**Item de trabalho**
Reproduza fielmente o trecho do texto sobre a Libelu que começa em "Num mundo pré-internet, a" e segue até "espanto pela estudantada.".

**Texto fornecido**
Hoje sexagenários (ou quase), acabaram em sua maioria “assimilados” pelo mercado que abominavam, o que nem sempre foi algo bem resolvido, como transparece em algumas falas do filme.
Grande parte deles teve papel de destaque na imprensa, inclusive em cargos de chefia, em veículos como a Folha e publicações da editora Abril e do Grupo Globo.
Curiosamente, toda essa experiência em liderança e organização não se traduziu em carreiras políticas para a grande maioria.
Uma notória exceção foi um ex-integrante da Libelu em Ribeirão Preto (SP), o estudante de Medicina Antônio Palocci Filho, que viria a ser prefeito, deputado e ministro, até ser preso pela Lava Jato.
Ele foi o único a não gravar sua participação numa das amplas salas da Faculdade de Arquitetura e Urbanismo da USP. Falou sentado no sofá de sua casa, cumprindo prisão domiciliar.
Num mundo pré-internet, a Libelu procurava ser uma influenciadora analógica. Se os demais grupos estudantis cultuavam samba e MPB, suas festas, consideradas as melhores do campus da USP, eram ao som do rock cantado em inglês.
Seus cartazes eram coloridos e lúdicos, o mais famoso dos quais ostentava a figura de um simpático gato azul, com o slogan “nem todos os gatos são pardos”.
E as palavras de ordem, no lugar do genérico pedido por “liberdades democráticas”, iam direto ao ponto. “Abaixo a ditadura”, gritada numa manifestação pelo estudante Josimar Melo, hoje colunista gastronômico da Folha, foi recebida com espanto pela estudantada.
Uma exceção era a proibição de consumo de drogas. Não por caretice, mas por estratégia. Como explica no filme o jornalista Ricardo Melo, um dos principais líderes da Libelu, quem usa droga entra na mira da polícia, a última coisa que o grupo queria naquele momento.

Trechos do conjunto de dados
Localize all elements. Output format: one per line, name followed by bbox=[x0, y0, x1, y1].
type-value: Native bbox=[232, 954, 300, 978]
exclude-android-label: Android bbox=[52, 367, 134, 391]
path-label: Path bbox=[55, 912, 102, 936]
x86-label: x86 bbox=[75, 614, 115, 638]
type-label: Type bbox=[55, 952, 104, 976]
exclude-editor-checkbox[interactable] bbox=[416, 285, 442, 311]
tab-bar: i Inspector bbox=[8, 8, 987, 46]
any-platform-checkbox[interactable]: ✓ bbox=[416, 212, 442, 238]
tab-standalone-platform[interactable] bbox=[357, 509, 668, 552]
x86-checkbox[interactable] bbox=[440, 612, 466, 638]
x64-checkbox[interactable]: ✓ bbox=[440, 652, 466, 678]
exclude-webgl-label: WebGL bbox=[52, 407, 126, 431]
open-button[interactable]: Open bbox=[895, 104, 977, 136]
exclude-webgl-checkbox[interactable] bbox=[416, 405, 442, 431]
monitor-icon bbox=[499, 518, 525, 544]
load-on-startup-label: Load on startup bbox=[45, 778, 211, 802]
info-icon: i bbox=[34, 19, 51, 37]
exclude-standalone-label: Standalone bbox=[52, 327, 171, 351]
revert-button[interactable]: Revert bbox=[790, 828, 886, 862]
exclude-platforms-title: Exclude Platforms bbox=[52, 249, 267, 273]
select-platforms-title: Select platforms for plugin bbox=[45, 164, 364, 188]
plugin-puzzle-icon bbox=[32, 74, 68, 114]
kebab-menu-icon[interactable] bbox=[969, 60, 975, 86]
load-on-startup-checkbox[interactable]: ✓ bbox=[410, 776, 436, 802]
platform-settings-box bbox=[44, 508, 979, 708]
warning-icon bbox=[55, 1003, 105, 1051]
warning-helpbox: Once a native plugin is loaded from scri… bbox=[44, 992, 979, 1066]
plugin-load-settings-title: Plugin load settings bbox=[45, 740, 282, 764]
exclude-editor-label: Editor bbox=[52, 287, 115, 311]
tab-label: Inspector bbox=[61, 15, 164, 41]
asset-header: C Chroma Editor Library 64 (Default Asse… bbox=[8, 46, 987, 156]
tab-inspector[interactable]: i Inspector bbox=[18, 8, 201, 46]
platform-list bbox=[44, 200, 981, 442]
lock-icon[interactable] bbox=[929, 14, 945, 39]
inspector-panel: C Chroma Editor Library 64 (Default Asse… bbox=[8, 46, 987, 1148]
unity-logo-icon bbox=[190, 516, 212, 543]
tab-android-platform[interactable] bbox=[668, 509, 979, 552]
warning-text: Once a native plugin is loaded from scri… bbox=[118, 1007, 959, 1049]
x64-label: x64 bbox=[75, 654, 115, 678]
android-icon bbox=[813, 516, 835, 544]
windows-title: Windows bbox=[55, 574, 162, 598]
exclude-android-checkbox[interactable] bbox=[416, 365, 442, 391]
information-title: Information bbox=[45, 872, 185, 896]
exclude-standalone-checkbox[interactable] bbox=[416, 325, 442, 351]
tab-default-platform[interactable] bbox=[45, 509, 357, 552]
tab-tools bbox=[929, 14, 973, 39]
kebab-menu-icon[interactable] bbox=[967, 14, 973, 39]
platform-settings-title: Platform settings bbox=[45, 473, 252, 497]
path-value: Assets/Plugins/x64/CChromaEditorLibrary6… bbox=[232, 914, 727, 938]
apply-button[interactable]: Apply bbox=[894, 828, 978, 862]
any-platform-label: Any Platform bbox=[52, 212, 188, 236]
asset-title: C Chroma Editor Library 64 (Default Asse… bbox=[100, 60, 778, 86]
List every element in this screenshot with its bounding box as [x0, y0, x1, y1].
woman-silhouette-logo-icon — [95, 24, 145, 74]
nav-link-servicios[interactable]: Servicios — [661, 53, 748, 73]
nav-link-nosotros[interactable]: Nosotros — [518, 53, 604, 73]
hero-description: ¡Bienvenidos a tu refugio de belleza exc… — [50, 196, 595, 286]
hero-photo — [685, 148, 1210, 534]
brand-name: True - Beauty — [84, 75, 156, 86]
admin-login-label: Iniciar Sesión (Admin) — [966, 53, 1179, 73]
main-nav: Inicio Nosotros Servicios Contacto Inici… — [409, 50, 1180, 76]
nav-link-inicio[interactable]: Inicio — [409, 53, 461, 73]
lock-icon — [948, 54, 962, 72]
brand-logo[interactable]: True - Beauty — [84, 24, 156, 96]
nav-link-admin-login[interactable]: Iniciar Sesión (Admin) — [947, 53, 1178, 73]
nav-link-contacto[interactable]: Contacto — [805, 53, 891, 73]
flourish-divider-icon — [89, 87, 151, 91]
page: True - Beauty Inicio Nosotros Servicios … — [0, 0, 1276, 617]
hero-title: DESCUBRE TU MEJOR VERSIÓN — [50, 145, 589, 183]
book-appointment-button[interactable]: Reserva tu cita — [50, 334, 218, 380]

**Exercício concluído**
Num mundo pré-internet, a Libelu procurava ser uma influenciadora analógica. Se os demais grupos estudantis cultuavam samba e MPB, suas festas, consideradas as melhores do campus da USP, eram ao som do rock cantado em inglês.
Seus cartazes eram coloridos e lúdicos, o mais famoso dos quais ostentava a figura de um simpático gato azul, com o slogan “nem todos os gatos são pardos”.
E as palavras de ordem, no lugar do genérico pedido por “liberdades democráticas”, iam direto ao ponto. “Abaixo a ditadura”, gritada numa manifestação pelo estudante Josimar Melo, hoje colunista gastronômico da Folha, foi recebida com espanto pela estudantada.